Restate the entries word for word, omitting nothing.

The data:
━━━━━━━━━━

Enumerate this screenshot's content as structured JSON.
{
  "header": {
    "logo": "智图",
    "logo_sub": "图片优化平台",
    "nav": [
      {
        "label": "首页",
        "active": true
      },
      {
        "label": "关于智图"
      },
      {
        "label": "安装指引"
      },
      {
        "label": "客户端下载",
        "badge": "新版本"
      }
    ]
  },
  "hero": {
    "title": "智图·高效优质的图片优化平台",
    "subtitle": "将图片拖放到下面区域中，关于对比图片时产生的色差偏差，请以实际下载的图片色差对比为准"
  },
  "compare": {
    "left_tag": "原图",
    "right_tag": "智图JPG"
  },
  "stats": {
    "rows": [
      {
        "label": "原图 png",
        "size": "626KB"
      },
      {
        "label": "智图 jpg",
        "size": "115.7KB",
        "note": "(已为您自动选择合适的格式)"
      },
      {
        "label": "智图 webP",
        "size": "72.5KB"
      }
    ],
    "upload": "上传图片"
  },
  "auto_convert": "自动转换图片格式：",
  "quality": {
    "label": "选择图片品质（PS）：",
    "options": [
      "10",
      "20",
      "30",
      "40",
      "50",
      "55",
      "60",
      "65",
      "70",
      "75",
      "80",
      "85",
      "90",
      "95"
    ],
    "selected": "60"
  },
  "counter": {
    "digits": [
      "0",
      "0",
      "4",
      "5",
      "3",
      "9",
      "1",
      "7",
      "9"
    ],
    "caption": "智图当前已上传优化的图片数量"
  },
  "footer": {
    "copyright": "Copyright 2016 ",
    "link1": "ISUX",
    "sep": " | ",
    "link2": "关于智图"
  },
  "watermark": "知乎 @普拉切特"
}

━━━━━━━━━━

Output:
Enumerate this screenshot's content as structured JSON.
{
  "header": {
    "logo": "智图",
    "logo_sub": "图片优化平台",
    "nav": [
      {
        "label": "首页",
        "active": true
      },
      {
        "label": "关于智图"
      },
      {
        "label": "安装指引"
      },
      {
        "label": "客户端下载",
        "badge": "新版本"
      }
    ]
  },
  "hero": {
    "title": "智图·高效优质的图片优化平台",
    "subtitle": "将图片拖放到下面区域中，关于对比图片时产生的色差偏差，请以实际下载的图片色差对比为准"
  },
  "compare": {
    "left_tag": "原图",
    "right_tag": "智图JPG"
  },
  "stats": {
    "rows": [
      {
        "label": "原图 png",
        "size": "626KB"
      },
      {
        "label": "智图 jpg",
        "size": "115.7KB",
        "note": "(已为您自动选择合适的格式)"
      },
      {
        "label": "智图 webP",
        "size": "72.5KB"
      }
    ],
    "upload": "上传图片"
  },
  "auto_convert": "自动转换图片格式：",
  "quality": {
    "label": "选择图片品质（PS）：",
    "options": [
      "10",
      "20",
      "30",
      "40",
      "50",
      "55",
      "60",
      "65",
      "70",
      "75",
      "80",
      "85",
      "90",
      "95"
    ],
    "selected": "60"
  },
  "counter": {
    "digits": [
      "0",
      "0",
      "4",
      "5",
      "3",
      "9",
      "1",
      "7",
      "9"
    ],
    "caption": "智图当前已上传优化的图片数量"
  },
  "footer": {
    "copyright": "Copyright 2016 ",
    "link1": "ISUX",
    "sep": " | ",
    "link2": "关于智图"
  },
  "watermark": "知乎 @普拉切特"
}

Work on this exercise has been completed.